(Set problem): Each line of the listing that contains the word "Selecione" is to be copied.

(Dataset entries):
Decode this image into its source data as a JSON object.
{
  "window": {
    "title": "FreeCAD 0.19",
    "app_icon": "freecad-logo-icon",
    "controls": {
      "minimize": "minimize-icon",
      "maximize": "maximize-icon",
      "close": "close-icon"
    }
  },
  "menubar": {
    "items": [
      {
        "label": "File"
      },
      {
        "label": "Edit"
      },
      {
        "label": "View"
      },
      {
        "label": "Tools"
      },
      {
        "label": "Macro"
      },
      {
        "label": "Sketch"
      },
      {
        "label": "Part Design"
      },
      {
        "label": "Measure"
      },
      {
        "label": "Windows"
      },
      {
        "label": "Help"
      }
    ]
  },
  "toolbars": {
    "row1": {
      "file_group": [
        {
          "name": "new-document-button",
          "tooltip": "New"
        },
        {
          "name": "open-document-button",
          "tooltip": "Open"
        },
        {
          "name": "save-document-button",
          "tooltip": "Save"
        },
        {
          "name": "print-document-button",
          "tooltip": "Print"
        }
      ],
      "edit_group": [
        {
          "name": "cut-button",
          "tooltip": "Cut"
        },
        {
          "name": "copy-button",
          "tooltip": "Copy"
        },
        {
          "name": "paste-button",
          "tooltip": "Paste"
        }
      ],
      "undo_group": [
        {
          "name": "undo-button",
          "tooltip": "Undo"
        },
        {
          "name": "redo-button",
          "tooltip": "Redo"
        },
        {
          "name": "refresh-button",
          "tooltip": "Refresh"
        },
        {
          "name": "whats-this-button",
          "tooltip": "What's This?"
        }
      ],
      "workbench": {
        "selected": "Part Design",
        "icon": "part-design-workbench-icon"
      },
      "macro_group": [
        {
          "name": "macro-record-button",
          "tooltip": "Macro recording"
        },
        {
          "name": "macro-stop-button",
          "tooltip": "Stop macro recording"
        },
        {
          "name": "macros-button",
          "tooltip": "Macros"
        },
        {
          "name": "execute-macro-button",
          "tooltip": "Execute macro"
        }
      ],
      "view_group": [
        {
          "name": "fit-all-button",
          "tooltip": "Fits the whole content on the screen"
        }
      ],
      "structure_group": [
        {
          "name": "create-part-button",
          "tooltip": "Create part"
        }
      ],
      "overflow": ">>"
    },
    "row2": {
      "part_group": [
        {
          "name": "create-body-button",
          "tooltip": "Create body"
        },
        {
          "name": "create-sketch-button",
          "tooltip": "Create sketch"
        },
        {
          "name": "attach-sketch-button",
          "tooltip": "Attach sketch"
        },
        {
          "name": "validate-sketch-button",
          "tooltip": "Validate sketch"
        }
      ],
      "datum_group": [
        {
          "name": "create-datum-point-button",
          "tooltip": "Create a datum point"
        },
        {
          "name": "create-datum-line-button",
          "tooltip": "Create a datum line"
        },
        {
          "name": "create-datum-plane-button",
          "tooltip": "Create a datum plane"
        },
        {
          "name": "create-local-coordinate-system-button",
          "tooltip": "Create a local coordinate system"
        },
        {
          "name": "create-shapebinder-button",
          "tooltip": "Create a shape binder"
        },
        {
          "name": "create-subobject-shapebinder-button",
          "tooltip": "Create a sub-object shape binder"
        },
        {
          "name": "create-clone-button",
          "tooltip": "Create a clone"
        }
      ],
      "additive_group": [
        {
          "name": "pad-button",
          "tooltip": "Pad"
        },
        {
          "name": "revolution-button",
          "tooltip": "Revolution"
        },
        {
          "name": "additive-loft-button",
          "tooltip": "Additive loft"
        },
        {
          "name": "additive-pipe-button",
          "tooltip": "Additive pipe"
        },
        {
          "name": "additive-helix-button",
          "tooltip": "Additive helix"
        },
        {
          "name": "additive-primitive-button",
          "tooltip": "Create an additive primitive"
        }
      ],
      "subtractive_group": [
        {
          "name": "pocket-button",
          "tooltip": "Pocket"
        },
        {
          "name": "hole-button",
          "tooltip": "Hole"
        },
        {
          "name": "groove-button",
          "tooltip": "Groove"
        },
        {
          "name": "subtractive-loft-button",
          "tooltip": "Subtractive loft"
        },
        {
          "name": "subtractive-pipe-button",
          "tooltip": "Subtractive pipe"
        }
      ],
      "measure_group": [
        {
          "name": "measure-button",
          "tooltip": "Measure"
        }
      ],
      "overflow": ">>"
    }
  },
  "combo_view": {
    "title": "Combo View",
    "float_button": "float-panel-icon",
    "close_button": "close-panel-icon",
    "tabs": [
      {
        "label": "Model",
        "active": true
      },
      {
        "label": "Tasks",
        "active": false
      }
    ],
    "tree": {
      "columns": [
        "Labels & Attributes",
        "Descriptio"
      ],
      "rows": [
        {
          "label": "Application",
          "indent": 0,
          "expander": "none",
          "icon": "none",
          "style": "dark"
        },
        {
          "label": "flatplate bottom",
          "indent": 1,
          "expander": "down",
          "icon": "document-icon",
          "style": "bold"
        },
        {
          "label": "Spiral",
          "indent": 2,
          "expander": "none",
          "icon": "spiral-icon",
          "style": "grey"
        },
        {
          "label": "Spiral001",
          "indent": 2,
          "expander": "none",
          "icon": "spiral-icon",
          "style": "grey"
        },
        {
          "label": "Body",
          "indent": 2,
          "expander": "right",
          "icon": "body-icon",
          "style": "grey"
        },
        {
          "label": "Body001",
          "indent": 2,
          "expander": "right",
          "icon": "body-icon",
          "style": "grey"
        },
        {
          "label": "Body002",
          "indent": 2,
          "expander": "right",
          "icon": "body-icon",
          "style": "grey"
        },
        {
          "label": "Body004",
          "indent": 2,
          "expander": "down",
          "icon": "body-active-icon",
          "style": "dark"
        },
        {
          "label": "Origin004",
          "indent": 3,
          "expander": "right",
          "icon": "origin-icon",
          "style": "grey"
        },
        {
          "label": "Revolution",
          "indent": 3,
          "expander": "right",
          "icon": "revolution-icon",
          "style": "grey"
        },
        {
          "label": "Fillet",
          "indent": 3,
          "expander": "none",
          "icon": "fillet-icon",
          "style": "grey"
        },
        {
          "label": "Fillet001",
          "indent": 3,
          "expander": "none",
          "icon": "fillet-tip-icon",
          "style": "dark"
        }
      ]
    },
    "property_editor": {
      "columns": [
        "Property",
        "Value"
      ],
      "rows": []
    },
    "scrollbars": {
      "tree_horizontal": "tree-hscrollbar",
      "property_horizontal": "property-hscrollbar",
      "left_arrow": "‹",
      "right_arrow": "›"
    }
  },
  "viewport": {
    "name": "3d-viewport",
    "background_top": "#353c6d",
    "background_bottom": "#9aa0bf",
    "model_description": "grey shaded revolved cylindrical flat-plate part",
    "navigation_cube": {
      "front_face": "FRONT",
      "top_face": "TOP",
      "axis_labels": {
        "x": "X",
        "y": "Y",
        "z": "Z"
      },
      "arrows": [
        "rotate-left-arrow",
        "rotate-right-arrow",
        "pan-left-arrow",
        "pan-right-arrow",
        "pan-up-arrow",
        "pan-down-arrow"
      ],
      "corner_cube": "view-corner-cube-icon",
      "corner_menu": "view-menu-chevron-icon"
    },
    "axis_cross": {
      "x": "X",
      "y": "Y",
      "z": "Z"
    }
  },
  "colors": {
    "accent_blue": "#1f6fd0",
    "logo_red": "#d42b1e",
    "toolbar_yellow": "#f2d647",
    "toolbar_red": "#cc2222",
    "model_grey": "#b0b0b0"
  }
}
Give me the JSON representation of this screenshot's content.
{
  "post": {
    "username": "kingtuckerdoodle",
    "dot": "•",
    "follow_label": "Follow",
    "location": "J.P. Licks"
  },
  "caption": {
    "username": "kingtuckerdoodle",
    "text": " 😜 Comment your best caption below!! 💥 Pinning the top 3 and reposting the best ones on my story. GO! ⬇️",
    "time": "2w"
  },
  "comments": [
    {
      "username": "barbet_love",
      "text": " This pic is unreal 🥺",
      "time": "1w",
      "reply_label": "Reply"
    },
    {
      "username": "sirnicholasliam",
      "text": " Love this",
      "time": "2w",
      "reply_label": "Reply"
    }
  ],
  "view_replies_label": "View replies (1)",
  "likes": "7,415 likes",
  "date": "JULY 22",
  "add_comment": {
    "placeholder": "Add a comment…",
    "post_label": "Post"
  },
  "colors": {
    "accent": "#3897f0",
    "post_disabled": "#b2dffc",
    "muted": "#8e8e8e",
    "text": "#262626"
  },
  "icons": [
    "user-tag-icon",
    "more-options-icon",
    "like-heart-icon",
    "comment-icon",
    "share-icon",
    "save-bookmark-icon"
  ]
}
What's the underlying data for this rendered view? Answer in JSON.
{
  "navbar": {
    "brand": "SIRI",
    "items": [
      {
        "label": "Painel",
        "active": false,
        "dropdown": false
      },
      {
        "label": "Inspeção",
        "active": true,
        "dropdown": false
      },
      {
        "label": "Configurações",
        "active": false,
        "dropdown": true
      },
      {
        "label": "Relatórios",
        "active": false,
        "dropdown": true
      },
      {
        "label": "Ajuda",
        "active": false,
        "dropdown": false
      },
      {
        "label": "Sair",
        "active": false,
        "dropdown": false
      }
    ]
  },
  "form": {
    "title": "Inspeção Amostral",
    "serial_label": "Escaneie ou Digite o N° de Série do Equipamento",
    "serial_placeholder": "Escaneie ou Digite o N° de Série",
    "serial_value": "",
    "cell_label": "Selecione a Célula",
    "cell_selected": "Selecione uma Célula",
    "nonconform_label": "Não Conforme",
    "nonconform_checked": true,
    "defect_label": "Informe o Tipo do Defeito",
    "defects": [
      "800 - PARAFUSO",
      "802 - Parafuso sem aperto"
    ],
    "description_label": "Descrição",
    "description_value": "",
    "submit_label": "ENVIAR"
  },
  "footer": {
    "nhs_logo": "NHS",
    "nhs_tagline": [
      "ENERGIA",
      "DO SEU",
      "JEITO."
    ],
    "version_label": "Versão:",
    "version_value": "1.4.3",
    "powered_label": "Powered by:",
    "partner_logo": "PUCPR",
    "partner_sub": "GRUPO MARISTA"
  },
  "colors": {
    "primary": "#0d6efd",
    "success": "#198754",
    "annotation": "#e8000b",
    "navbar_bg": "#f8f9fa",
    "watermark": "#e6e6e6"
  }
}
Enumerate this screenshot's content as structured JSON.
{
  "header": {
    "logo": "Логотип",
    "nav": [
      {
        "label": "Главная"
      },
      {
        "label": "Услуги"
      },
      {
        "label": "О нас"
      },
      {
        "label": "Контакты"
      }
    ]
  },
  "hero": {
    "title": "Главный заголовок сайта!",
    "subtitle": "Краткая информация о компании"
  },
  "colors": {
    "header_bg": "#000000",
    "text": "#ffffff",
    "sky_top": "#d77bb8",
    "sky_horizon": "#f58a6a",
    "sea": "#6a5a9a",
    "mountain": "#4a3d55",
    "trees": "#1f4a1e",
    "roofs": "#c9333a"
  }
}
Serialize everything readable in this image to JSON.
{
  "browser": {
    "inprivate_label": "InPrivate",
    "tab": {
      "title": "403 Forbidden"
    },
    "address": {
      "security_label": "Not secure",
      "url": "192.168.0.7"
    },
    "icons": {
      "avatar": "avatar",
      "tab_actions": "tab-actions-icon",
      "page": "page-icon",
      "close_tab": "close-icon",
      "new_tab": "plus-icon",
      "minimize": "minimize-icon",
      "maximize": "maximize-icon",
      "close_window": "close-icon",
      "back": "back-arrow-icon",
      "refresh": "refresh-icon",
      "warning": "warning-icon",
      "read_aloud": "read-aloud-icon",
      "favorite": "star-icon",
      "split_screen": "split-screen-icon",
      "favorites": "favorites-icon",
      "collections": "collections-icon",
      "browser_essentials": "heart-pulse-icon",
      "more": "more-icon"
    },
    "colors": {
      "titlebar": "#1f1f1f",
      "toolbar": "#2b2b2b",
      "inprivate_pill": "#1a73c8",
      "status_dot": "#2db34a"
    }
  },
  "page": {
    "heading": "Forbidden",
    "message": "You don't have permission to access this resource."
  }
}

(Written solution):
    "cell_label": "Selecione a Célula",
    "cell_selected": "Selecione uma Célula",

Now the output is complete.